_WORK REQUIRED_
Copy each of the entries below faithfully, setting aside any pictures.

Rows from a figure dataset:

......

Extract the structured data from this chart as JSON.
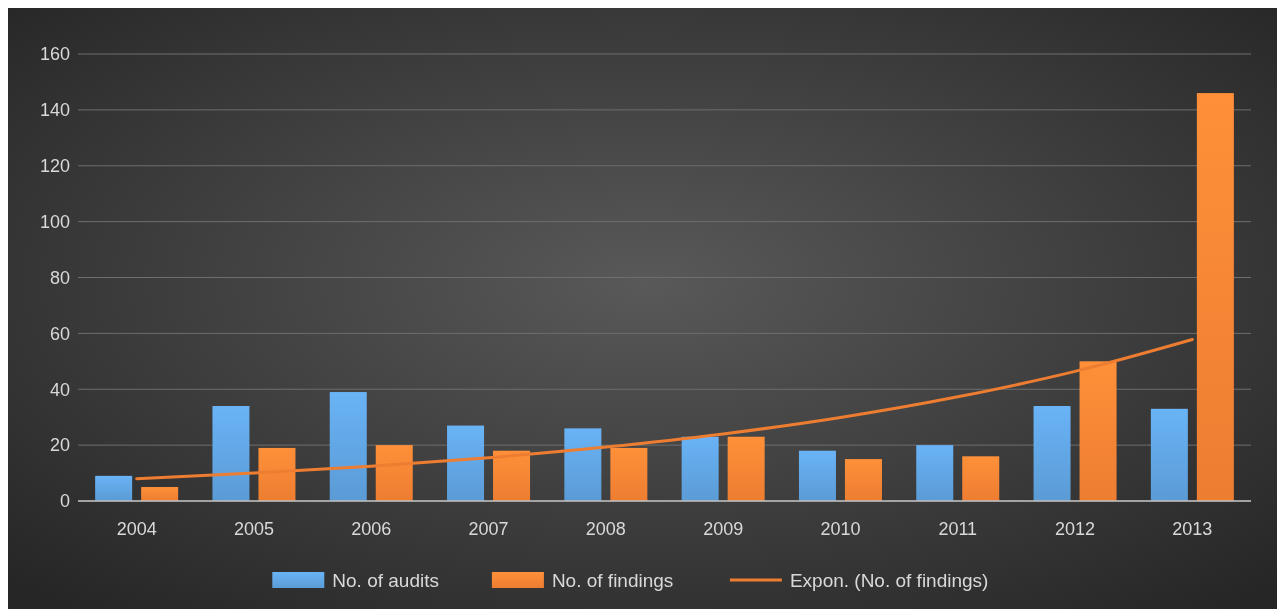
{
  "chart_data": {
    "type": "bar",
    "categories": [
      "2004",
      "2005",
      "2006",
      "2007",
      "2008",
      "2009",
      "2010",
      "2011",
      "2012",
      "2013"
    ],
    "series": [
      {
        "name": "No. of audits",
        "color": "#5b9bd5",
        "values": [
          9,
          34,
          39,
          27,
          26,
          23,
          18,
          20,
          34,
          33
        ]
      },
      {
        "name": "No. of findings",
        "color": "#ed7d31",
        "values": [
          5,
          19,
          20,
          18,
          19,
          23,
          15,
          16,
          50,
          146
        ]
      },
      {
        "name": "Expon. (No. of findings)",
        "type": "line",
        "color": "#ed7d31",
        "values": [
          8.0,
          10.0,
          12.4,
          15.5,
          19.3,
          24.0,
          29.9,
          37.3,
          46.4,
          57.8
        ]
      }
    ],
    "ylim": [
      0,
      160
    ],
    "yticks": [
      0,
      20,
      40,
      60,
      80,
      100,
      120,
      140,
      160
    ],
    "grid": "y",
    "legend": "bottom",
    "marker": "none"
  }
}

......

_RESPONSE TO THIS TASK_
Extract the structured data from this chart as JSON.
{
  "chart_data": {
    "type": "bar",
    "categories": [
      "2004",
      "2005",
      "2006",
      "2007",
      "2008",
      "2009",
      "2010",
      "2011",
      "2012",
      "2013"
    ],
    "series": [
      {
        "name": "No. of audits",
        "color": "#5b9bd5",
        "values": [
          9,
          34,
          39,
          27,
          26,
          23,
          18,
          20,
          34,
          33
        ]
      },
      {
        "name": "No. of findings",
        "color": "#ed7d31",
        "values": [
          5,
          19,
          20,
          18,
          19,
          23,
          15,
          16,
          50,
          146
        ]
      },
      {
        "name": "Expon. (No. of findings)",
        "type": "line",
        "color": "#ed7d31",
        "values": [
          8.0,
          10.0,
          12.4,
          15.5,
          19.3,
          24.0,
          29.9,
          37.3,
          46.4,
          57.8
        ]
      }
    ],
    "ylim": [
      0,
      160
    ],
    "yticks": [
      0,
      20,
      40,
      60,
      80,
      100,
      120,
      140,
      160
    ],
    "grid": "y",
    "legend": "bottom",
    "marker": "none"
  }
}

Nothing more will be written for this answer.